EXERCISE
Return all lines with the word "localException" in them.

[Collected data entries]
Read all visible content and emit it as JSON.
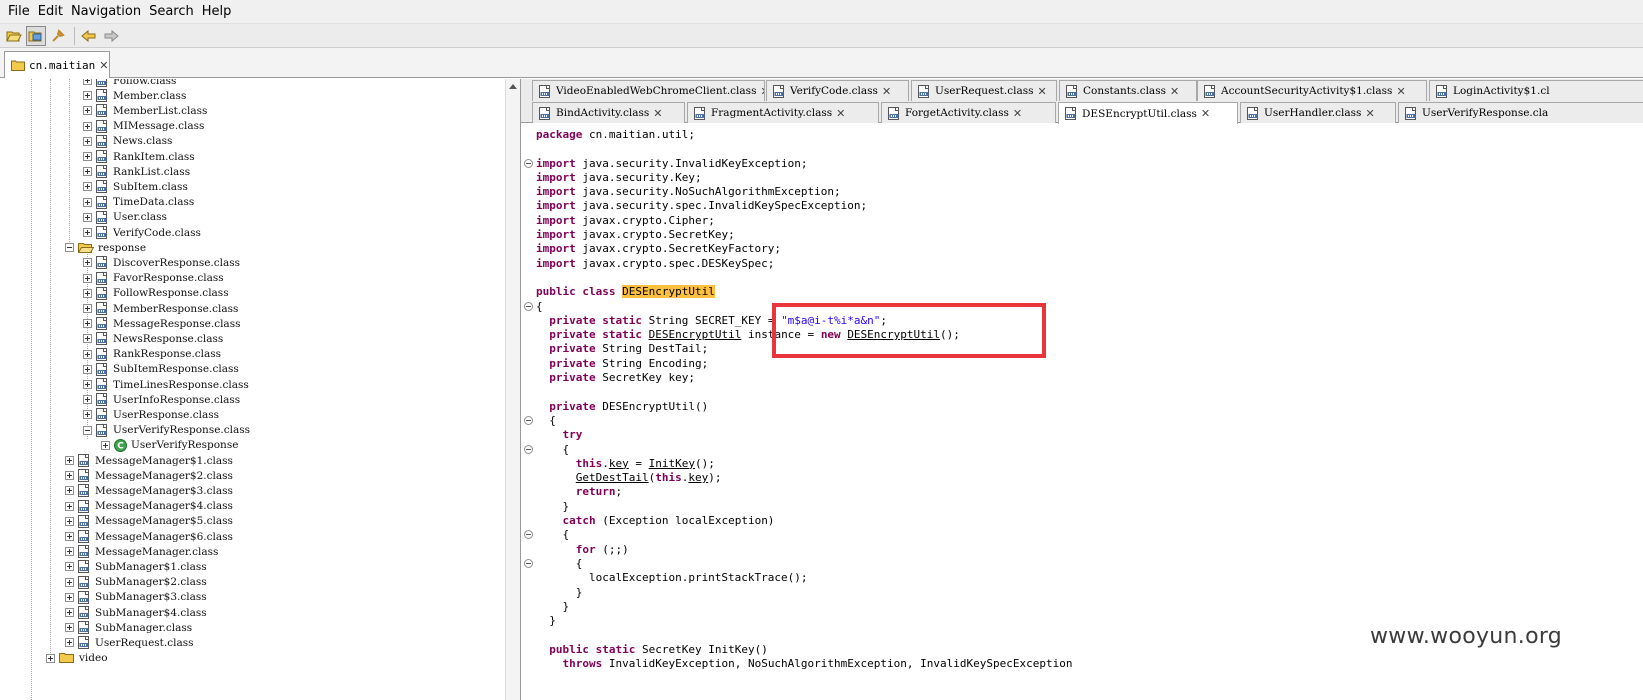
{
  "menu": {
    "items": [
      "File",
      "Edit",
      "Navigation",
      "Search",
      "Help"
    ]
  },
  "toolbar": {
    "buttons": [
      "open-file-icon",
      "open-project-icon",
      "sync-icon",
      "back-icon",
      "forward-icon"
    ]
  },
  "project_tab": {
    "label": "cn.maitian",
    "close": "✕"
  },
  "tree": {
    "rows": [
      {
        "label": "Follow.class",
        "kind": "class"
      },
      {
        "label": "Member.class",
        "kind": "class"
      },
      {
        "label": "MemberList.class",
        "kind": "class"
      },
      {
        "label": "MIMessage.class",
        "kind": "class"
      },
      {
        "label": "News.class",
        "kind": "class"
      },
      {
        "label": "RankItem.class",
        "kind": "class"
      },
      {
        "label": "RankList.class",
        "kind": "class"
      },
      {
        "label": "SubItem.class",
        "kind": "class"
      },
      {
        "label": "TimeData.class",
        "kind": "class"
      },
      {
        "label": "User.class",
        "kind": "class"
      },
      {
        "label": "VerifyCode.class",
        "kind": "class"
      },
      {
        "label": "response",
        "kind": "folder-open"
      },
      {
        "label": "DiscoverResponse.class",
        "kind": "class"
      },
      {
        "label": "FavorResponse.class",
        "kind": "class"
      },
      {
        "label": "FollowResponse.class",
        "kind": "class"
      },
      {
        "label": "MemberResponse.class",
        "kind": "class"
      },
      {
        "label": "MessageResponse.class",
        "kind": "class"
      },
      {
        "label": "NewsResponse.class",
        "kind": "class"
      },
      {
        "label": "RankResponse.class",
        "kind": "class"
      },
      {
        "label": "SubItemResponse.class",
        "kind": "class"
      },
      {
        "label": "TimeLinesResponse.class",
        "kind": "class"
      },
      {
        "label": "UserInfoResponse.class",
        "kind": "class"
      },
      {
        "label": "UserResponse.class",
        "kind": "class"
      },
      {
        "label": "UserVerifyResponse.class",
        "kind": "class-open"
      },
      {
        "label": "UserVerifyResponse",
        "kind": "type"
      },
      {
        "label": "MessageManager$1.class",
        "kind": "class"
      },
      {
        "label": "MessageManager$2.class",
        "kind": "class"
      },
      {
        "label": "MessageManager$3.class",
        "kind": "class"
      },
      {
        "label": "MessageManager$4.class",
        "kind": "class"
      },
      {
        "label": "MessageManager$5.class",
        "kind": "class"
      },
      {
        "label": "MessageManager$6.class",
        "kind": "class"
      },
      {
        "label": "MessageManager.class",
        "kind": "class"
      },
      {
        "label": "SubManager$1.class",
        "kind": "class"
      },
      {
        "label": "SubManager$2.class",
        "kind": "class"
      },
      {
        "label": "SubManager$3.class",
        "kind": "class"
      },
      {
        "label": "SubManager$4.class",
        "kind": "class"
      },
      {
        "label": "SubManager.class",
        "kind": "class"
      },
      {
        "label": "UserRequest.class",
        "kind": "class"
      },
      {
        "label": "video",
        "kind": "folder"
      }
    ]
  },
  "editor_tabs": {
    "row1": [
      {
        "label": "VideoEnabledWebChromeClient.class"
      },
      {
        "label": "VerifyCode.class"
      },
      {
        "label": "UserRequest.class"
      },
      {
        "label": "Constants.class"
      },
      {
        "label": "AccountSecurityActivity$1.class"
      },
      {
        "label": "LoginActivity$1.cl"
      }
    ],
    "row2": [
      {
        "label": "BindActivity.class"
      },
      {
        "label": "FragmentActivity.class"
      },
      {
        "label": "ForgetActivity.class"
      },
      {
        "label": "DESEncryptUtil.class",
        "active": true
      },
      {
        "label": "UserHandler.class"
      },
      {
        "label": "UserVerifyResponse.cla"
      }
    ],
    "close": "✕"
  },
  "code": {
    "lines": [
      [
        {
          "t": "package",
          "c": "kw"
        },
        {
          "t": " cn.maitian.util;"
        }
      ],
      [],
      [
        {
          "t": "import",
          "c": "kw"
        },
        {
          "t": " java.security.InvalidKeyException;"
        }
      ],
      [
        {
          "t": "import",
          "c": "kw"
        },
        {
          "t": " java.security.Key;"
        }
      ],
      [
        {
          "t": "import",
          "c": "kw"
        },
        {
          "t": " java.security.NoSuchAlgorithmException;"
        }
      ],
      [
        {
          "t": "import",
          "c": "kw"
        },
        {
          "t": " java.security.spec.InvalidKeySpecException;"
        }
      ],
      [
        {
          "t": "import",
          "c": "kw"
        },
        {
          "t": " javax.crypto.Cipher;"
        }
      ],
      [
        {
          "t": "import",
          "c": "kw"
        },
        {
          "t": " javax.crypto.SecretKey;"
        }
      ],
      [
        {
          "t": "import",
          "c": "kw"
        },
        {
          "t": " javax.crypto.SecretKeyFactory;"
        }
      ],
      [
        {
          "t": "import",
          "c": "kw"
        },
        {
          "t": " javax.crypto.spec.DESKeySpec;"
        }
      ],
      [],
      [
        {
          "t": "public",
          "c": "kw"
        },
        {
          "t": " "
        },
        {
          "t": "class",
          "c": "kw"
        },
        {
          "t": " "
        },
        {
          "t": "DESEncryptUtil",
          "c": "hl"
        }
      ],
      [
        {
          "t": "{"
        }
      ],
      [
        {
          "t": "  "
        },
        {
          "t": "private",
          "c": "kw"
        },
        {
          "t": " "
        },
        {
          "t": "static",
          "c": "kw"
        },
        {
          "t": " String SECRET_KEY = "
        },
        {
          "t": "\"m$a@i-t%i*a&n\"",
          "c": "str"
        },
        {
          "t": ";"
        }
      ],
      [
        {
          "t": "  "
        },
        {
          "t": "private",
          "c": "kw"
        },
        {
          "t": " "
        },
        {
          "t": "static",
          "c": "kw"
        },
        {
          "t": " "
        },
        {
          "t": "DESEncryptUtil",
          "c": "ul"
        },
        {
          "t": " instance = "
        },
        {
          "t": "new",
          "c": "kw"
        },
        {
          "t": " "
        },
        {
          "t": "DESEncryptUtil",
          "c": "ul"
        },
        {
          "t": "();"
        }
      ],
      [
        {
          "t": "  "
        },
        {
          "t": "private",
          "c": "kw"
        },
        {
          "t": " String DestTail;"
        }
      ],
      [
        {
          "t": "  "
        },
        {
          "t": "private",
          "c": "kw"
        },
        {
          "t": " String Encoding;"
        }
      ],
      [
        {
          "t": "  "
        },
        {
          "t": "private",
          "c": "kw"
        },
        {
          "t": " SecretKey key;"
        }
      ],
      [],
      [
        {
          "t": "  "
        },
        {
          "t": "private",
          "c": "kw"
        },
        {
          "t": " DESEncryptUtil()"
        }
      ],
      [
        {
          "t": "  {"
        }
      ],
      [
        {
          "t": "    "
        },
        {
          "t": "try",
          "c": "kw"
        }
      ],
      [
        {
          "t": "    {"
        }
      ],
      [
        {
          "t": "      "
        },
        {
          "t": "this",
          "c": "kw"
        },
        {
          "t": "."
        },
        {
          "t": "key",
          "c": "ul"
        },
        {
          "t": " = "
        },
        {
          "t": "InitKey",
          "c": "ul"
        },
        {
          "t": "();"
        }
      ],
      [
        {
          "t": "      "
        },
        {
          "t": "GetDestTail",
          "c": "ul"
        },
        {
          "t": "("
        },
        {
          "t": "this",
          "c": "kw"
        },
        {
          "t": "."
        },
        {
          "t": "key",
          "c": "ul"
        },
        {
          "t": ");"
        }
      ],
      [
        {
          "t": "      "
        },
        {
          "t": "return",
          "c": "kw"
        },
        {
          "t": ";"
        }
      ],
      [
        {
          "t": "    }"
        }
      ],
      [
        {
          "t": "    "
        },
        {
          "t": "catch",
          "c": "kw"
        },
        {
          "t": " (Exception localException)"
        }
      ],
      [
        {
          "t": "    {"
        }
      ],
      [
        {
          "t": "      "
        },
        {
          "t": "for",
          "c": "kw"
        },
        {
          "t": " (;;)"
        }
      ],
      [
        {
          "t": "      {"
        }
      ],
      [
        {
          "t": "        localException.printStackTrace();"
        }
      ],
      [
        {
          "t": "      }"
        }
      ],
      [
        {
          "t": "    }"
        }
      ],
      [
        {
          "t": "  }"
        }
      ],
      [],
      [
        {
          "t": "  "
        },
        {
          "t": "public",
          "c": "kw"
        },
        {
          "t": " "
        },
        {
          "t": "static",
          "c": "kw"
        },
        {
          "t": " SecretKey InitKey()"
        }
      ],
      [
        {
          "t": "    "
        },
        {
          "t": "throws",
          "c": "kw"
        },
        {
          "t": " InvalidKeyException, NoSuchAlgorithmException, InvalidKeySpecException"
        }
      ]
    ]
  },
  "watermark": "www.wooyun.org",
  "colors": {
    "keyword": "#7f0055",
    "string": "#2a00ff",
    "highlight": "#ffc040",
    "annotation": "#e8343a"
  }
}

RESULT OF THE EXERCISE
          "t": " (Exception localException)"
          "t": "        localException.printStackTrace();"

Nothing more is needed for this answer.